▶ Task description
Could you write out every record below exactly, leaving out any pictures?
▬▬▬
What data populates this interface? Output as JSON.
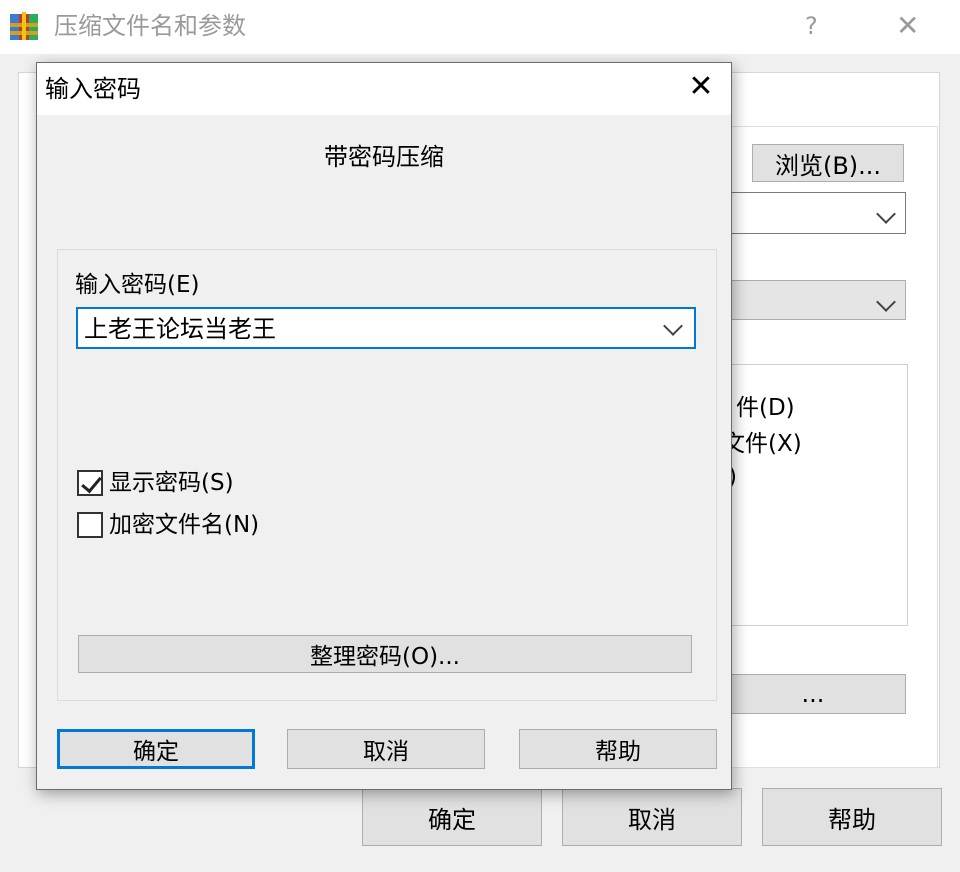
{
  "parent": {
    "title": "压缩文件名和参数",
    "help": "?",
    "close": "✕",
    "browse_button": "浏览(B)...",
    "option_1": "件(D)",
    "option_2": "文件(X)",
    "option_3": ")",
    "partial_button": "...",
    "ok_button": "确定",
    "cancel_button": "取消",
    "help_button": "帮助"
  },
  "dialog": {
    "title": "输入密码",
    "close": "✕",
    "heading": "带密码压缩",
    "password_label": "输入密码(E)",
    "password_value": "上老王论坛当老王",
    "show_password_label": "显示密码(S)",
    "show_password_checked": true,
    "encrypt_names_label": "加密文件名(N)",
    "encrypt_names_checked": false,
    "organize_button": "整理密码(O)...",
    "ok_button": "确定",
    "cancel_button": "取消",
    "help_button": "帮助"
  },
  "colors": {
    "accent": "#0078d7",
    "button_face": "#e1e1e1",
    "dialog_bg": "#f0f0f0"
  }
}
▬▬▬
▶ Task result
What data populates this interface? Output as JSON.
{
  "parent": {
    "title": "压缩文件名和参数",
    "help": "?",
    "close": "✕",
    "browse_button": "浏览(B)...",
    "option_1": "件(D)",
    "option_2": "文件(X)",
    "option_3": ")",
    "partial_button": "...",
    "ok_button": "确定",
    "cancel_button": "取消",
    "help_button": "帮助"
  },
  "dialog": {
    "title": "输入密码",
    "close": "✕",
    "heading": "带密码压缩",
    "password_label": "输入密码(E)",
    "password_value": "上老王论坛当老王",
    "show_password_label": "显示密码(S)",
    "show_password_checked": true,
    "encrypt_names_label": "加密文件名(N)",
    "encrypt_names_checked": false,
    "organize_button": "整理密码(O)...",
    "ok_button": "确定",
    "cancel_button": "取消",
    "help_button": "帮助"
  },
  "colors": {
    "accent": "#0078d7",
    "button_face": "#e1e1e1",
    "dialog_bg": "#f0f0f0"
  }
}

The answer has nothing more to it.